◆ Set task ◆
The entries below should be transcribed in their entirety, exactly as written.

◆ Listed entries ◆

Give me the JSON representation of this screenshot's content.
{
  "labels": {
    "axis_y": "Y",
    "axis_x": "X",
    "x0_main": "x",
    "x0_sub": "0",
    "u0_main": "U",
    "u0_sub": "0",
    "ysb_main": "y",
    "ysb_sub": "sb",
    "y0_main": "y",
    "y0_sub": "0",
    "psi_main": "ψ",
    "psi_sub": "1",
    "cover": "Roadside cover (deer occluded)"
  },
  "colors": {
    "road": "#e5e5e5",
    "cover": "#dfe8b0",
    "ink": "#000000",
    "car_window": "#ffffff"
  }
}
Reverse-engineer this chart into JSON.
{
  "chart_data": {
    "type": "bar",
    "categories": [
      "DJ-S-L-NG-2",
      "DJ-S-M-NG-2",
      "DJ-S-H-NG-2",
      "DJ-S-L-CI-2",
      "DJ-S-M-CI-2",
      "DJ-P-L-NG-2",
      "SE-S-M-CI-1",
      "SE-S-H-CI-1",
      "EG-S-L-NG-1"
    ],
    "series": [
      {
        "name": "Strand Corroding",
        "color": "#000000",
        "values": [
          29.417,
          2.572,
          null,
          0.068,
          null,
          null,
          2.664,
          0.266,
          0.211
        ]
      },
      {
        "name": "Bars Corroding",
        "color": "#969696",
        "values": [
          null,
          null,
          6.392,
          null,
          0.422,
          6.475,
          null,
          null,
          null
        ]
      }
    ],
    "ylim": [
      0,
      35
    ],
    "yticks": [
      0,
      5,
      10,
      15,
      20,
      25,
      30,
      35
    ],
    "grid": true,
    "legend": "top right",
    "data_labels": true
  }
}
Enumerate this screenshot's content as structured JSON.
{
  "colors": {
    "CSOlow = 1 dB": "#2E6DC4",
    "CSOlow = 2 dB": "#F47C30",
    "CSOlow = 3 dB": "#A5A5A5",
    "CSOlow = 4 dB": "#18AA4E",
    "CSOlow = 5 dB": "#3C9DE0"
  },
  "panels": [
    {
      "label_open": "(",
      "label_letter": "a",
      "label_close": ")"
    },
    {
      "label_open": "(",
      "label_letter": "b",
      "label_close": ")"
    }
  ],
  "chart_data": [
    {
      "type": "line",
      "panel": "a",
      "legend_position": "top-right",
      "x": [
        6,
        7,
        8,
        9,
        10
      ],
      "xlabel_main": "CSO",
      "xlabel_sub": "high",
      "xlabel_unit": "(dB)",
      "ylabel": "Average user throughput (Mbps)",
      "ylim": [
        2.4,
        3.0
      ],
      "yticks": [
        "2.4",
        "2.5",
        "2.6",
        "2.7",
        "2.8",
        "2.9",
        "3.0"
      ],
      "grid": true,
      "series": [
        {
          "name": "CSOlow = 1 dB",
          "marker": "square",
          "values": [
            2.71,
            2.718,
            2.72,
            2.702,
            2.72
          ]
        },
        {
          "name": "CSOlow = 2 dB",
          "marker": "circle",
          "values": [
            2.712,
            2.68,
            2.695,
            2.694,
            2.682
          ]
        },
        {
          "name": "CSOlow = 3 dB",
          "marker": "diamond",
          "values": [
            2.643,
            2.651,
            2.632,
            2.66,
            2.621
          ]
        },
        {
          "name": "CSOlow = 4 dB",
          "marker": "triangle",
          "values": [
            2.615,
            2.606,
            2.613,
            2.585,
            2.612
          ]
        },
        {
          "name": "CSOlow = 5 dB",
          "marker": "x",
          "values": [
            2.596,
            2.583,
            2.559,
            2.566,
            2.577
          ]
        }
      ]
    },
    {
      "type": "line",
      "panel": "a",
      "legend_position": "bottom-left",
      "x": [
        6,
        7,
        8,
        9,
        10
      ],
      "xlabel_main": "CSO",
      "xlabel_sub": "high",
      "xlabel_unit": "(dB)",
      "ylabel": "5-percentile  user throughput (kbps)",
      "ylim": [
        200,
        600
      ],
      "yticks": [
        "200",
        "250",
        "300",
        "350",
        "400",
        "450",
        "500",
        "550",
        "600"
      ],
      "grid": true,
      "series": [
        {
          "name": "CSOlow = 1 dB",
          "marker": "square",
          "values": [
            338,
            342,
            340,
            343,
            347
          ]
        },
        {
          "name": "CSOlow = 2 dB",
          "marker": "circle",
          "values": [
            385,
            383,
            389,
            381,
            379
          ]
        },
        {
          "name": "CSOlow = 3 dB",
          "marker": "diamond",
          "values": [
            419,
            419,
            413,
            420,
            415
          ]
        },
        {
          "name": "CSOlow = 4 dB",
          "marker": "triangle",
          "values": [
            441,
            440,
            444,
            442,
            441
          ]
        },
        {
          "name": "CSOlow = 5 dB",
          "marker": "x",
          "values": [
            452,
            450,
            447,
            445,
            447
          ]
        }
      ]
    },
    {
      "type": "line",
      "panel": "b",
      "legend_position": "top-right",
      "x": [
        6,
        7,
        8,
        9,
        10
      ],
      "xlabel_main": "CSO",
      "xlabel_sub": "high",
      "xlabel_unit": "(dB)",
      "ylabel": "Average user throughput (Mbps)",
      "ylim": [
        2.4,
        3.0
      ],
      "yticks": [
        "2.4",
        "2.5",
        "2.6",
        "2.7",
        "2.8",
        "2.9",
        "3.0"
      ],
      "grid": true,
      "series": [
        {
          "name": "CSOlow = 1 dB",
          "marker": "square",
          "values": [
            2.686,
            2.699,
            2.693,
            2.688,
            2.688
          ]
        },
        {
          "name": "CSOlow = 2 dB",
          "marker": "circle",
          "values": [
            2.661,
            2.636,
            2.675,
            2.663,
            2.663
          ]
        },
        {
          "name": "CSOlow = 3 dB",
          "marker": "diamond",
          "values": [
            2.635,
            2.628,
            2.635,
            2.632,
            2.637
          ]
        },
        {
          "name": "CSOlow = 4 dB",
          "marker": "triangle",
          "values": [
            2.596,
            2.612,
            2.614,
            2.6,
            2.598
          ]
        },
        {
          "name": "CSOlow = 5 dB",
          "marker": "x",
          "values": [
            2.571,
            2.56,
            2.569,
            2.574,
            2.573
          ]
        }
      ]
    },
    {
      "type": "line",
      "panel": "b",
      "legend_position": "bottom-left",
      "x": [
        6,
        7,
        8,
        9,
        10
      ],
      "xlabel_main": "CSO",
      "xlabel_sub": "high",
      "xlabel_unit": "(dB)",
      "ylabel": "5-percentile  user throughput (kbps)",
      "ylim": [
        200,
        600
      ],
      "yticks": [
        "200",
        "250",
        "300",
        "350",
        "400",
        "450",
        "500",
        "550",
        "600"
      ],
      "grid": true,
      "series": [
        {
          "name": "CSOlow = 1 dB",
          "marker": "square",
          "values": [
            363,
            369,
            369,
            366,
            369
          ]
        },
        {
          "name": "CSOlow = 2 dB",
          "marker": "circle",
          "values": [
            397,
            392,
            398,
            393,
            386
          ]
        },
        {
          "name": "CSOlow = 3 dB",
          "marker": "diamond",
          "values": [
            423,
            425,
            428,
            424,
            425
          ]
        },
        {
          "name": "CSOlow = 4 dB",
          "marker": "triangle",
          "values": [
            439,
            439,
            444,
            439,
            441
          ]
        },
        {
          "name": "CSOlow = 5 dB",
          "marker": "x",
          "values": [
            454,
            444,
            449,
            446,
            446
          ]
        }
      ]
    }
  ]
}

◆ Task solution ◆
Give me the JSON representation of this screenshot's content.
{
  "labels": {
    "axis_y": "Y",
    "axis_x": "X",
    "x0_main": "x",
    "x0_sub": "0",
    "u0_main": "U",
    "u0_sub": "0",
    "ysb_main": "y",
    "ysb_sub": "sb",
    "y0_main": "y",
    "y0_sub": "0",
    "psi_main": "ψ",
    "psi_sub": "1",
    "cover": "Roadside cover (deer occluded)"
  },
  "colors": {
    "road": "#e5e5e5",
    "cover": "#dfe8b0",
    "ink": "#000000",
    "car_window": "#ffffff"
  }
}
Reverse-engineer this chart into JSON.
{
  "chart_data": {
    "type": "bar",
    "categories": [
      "DJ-S-L-NG-2",
      "DJ-S-M-NG-2",
      "DJ-S-H-NG-2",
      "DJ-S-L-CI-2",
      "DJ-S-M-CI-2",
      "DJ-P-L-NG-2",
      "SE-S-M-CI-1",
      "SE-S-H-CI-1",
      "EG-S-L-NG-1"
    ],
    "series": [
      {
        "name": "Strand Corroding",
        "color": "#000000",
        "values": [
          29.417,
          2.572,
          null,
          0.068,
          null,
          null,
          2.664,
          0.266,
          0.211
        ]
      },
      {
        "name": "Bars Corroding",
        "color": "#969696",
        "values": [
          null,
          null,
          6.392,
          null,
          0.422,
          6.475,
          null,
          null,
          null
        ]
      }
    ],
    "ylim": [
      0,
      35
    ],
    "yticks": [
      0,
      5,
      10,
      15,
      20,
      25,
      30,
      35
    ],
    "grid": true,
    "legend": "top right",
    "data_labels": true
  }
}
Enumerate this screenshot's content as structured JSON.
{
  "colors": {
    "CSOlow = 1 dB": "#2E6DC4",
    "CSOlow = 2 dB": "#F47C30",
    "CSOlow = 3 dB": "#A5A5A5",
    "CSOlow = 4 dB": "#18AA4E",
    "CSOlow = 5 dB": "#3C9DE0"
  },
  "panels": [
    {
      "label_open": "(",
      "label_letter": "a",
      "label_close": ")"
    },
    {
      "label_open": "(",
      "label_letter": "b",
      "label_close": ")"
    }
  ],
  "chart_data": [
    {
      "type": "line",
      "panel": "a",
      "legend_position": "top-right",
      "x": [
        6,
        7,
        8,
        9,
        10
      ],
      "xlabel_main": "CSO",
      "xlabel_sub": "high",
      "xlabel_unit": "(dB)",
      "ylabel": "Average user throughput (Mbps)",
      "ylim": [
        2.4,
        3.0
      ],
      "yticks": [
        "2.4",
        "2.5",
        "2.6",
        "2.7",
        "2.8",
        "2.9",
        "3.0"
      ],
      "grid": true,
      "series": [
        {
          "name": "CSOlow = 1 dB",
          "marker": "square",
          "values": [
            2.71,
            2.718,
            2.72,
            2.702,
            2.72
          ]
        },
        {
          "name": "CSOlow = 2 dB",
          "marker": "circle",
          "values": [
            2.712,
            2.68,
            2.695,
            2.694,
            2.682
          ]
        },
        {
          "name": "CSOlow = 3 dB",
          "marker": "diamond",
          "values": [
            2.643,
            2.651,
            2.632,
            2.66,
            2.621
          ]
        },
        {
          "name": "CSOlow = 4 dB",
          "marker": "triangle",
          "values": [
            2.615,
            2.606,
            2.613,
            2.585,
            2.612
          ]
        },
        {
          "name": "CSOlow = 5 dB",
          "marker": "x",
          "values": [
            2.596,
            2.583,
            2.559,
            2.566,
            2.577
          ]
        }
      ]
    },
    {
      "type": "line",
      "panel": "a",
      "legend_position": "bottom-left",
      "x": [
        6,
        7,
        8,
        9,
        10
      ],
      "xlabel_main": "CSO",
      "xlabel_sub": "high",
      "xlabel_unit": "(dB)",
      "ylabel": "5-percentile  user throughput (kbps)",
      "ylim": [
        200,
        600
      ],
      "yticks": [
        "200",
        "250",
        "300",
        "350",
        "400",
        "450",
        "500",
        "550",
        "600"
      ],
      "grid": true,
      "series": [
        {
          "name": "CSOlow = 1 dB",
          "marker": "square",
          "values": [
            338,
            342,
            340,
            343,
            347
          ]
        },
        {
          "name": "CSOlow = 2 dB",
          "marker": "circle",
          "values": [
            385,
            383,
            389,
            381,
            379
          ]
        },
        {
          "name": "CSOlow = 3 dB",
          "marker": "diamond",
          "values": [
            419,
            419,
            413,
            420,
            415
          ]
        },
        {
          "name": "CSOlow = 4 dB",
          "marker": "triangle",
          "values": [
            441,
            440,
            444,
            442,
            441
          ]
        },
        {
          "name": "CSOlow = 5 dB",
          "marker": "x",
          "values": [
            452,
            450,
            447,
            445,
            447
          ]
        }
      ]
    },
    {
      "type": "line",
      "panel": "b",
      "legend_position": "top-right",
      "x": [
        6,
        7,
        8,
        9,
        10
      ],
      "xlabel_main": "CSO",
      "xlabel_sub": "high",
      "xlabel_unit": "(dB)",
      "ylabel": "Average user throughput (Mbps)",
      "ylim": [
        2.4,
        3.0
      ],
      "yticks": [
        "2.4",
        "2.5",
        "2.6",
        "2.7",
        "2.8",
        "2.9",
        "3.0"
      ],
      "grid": true,
      "series": [
        {
          "name": "CSOlow = 1 dB",
          "marker": "square",
          "values": [
            2.686,
            2.699,
            2.693,
            2.688,
            2.688
          ]
        },
        {
          "name": "CSOlow = 2 dB",
          "marker": "circle",
          "values": [
            2.661,
            2.636,
            2.675,
            2.663,
            2.663
          ]
        },
        {
          "name": "CSOlow = 3 dB",
          "marker": "diamond",
          "values": [
            2.635,
            2.628,
            2.635,
            2.632,
            2.637
          ]
        },
        {
          "name": "CSOlow = 4 dB",
          "marker": "triangle",
          "values": [
            2.596,
            2.612,
            2.614,
            2.6,
            2.598
          ]
        },
        {
          "name": "CSOlow = 5 dB",
          "marker": "x",
          "values": [
            2.571,
            2.56,
            2.569,
            2.574,
            2.573
          ]
        }
      ]
    },
    {
      "type": "line",
      "panel": "b",
      "legend_position": "bottom-left",
      "x": [
        6,
        7,
        8,
        9,
        10
      ],
      "xlabel_main": "CSO",
      "xlabel_sub": "high",
      "xlabel_unit": "(dB)",
      "ylabel": "5-percentile  user throughput (kbps)",
      "ylim": [
        200,
        600
      ],
      "yticks": [
        "200",
        "250",
        "300",
        "350",
        "400",
        "450",
        "500",
        "550",
        "600"
      ],
      "grid": true,
      "series": [
        {
          "name": "CSOlow = 1 dB",
          "marker": "square",
          "values": [
            363,
            369,
            369,
            366,
            369
          ]
        },
        {
          "name": "CSOlow = 2 dB",
          "marker": "circle",
          "values": [
            397,
            392,
            398,
            393,
            386
          ]
        },
        {
          "name": "CSOlow = 3 dB",
          "marker": "diamond",
          "values": [
            423,
            425,
            428,
            424,
            425
          ]
        },
        {
          "name": "CSOlow = 4 dB",
          "marker": "triangle",
          "values": [
            439,
            439,
            444,
            439,
            441
          ]
        },
        {
          "name": "CSOlow = 5 dB",
          "marker": "x",
          "values": [
            454,
            444,
            449,
            446,
            446
          ]
        }
      ]
    }
  ]
}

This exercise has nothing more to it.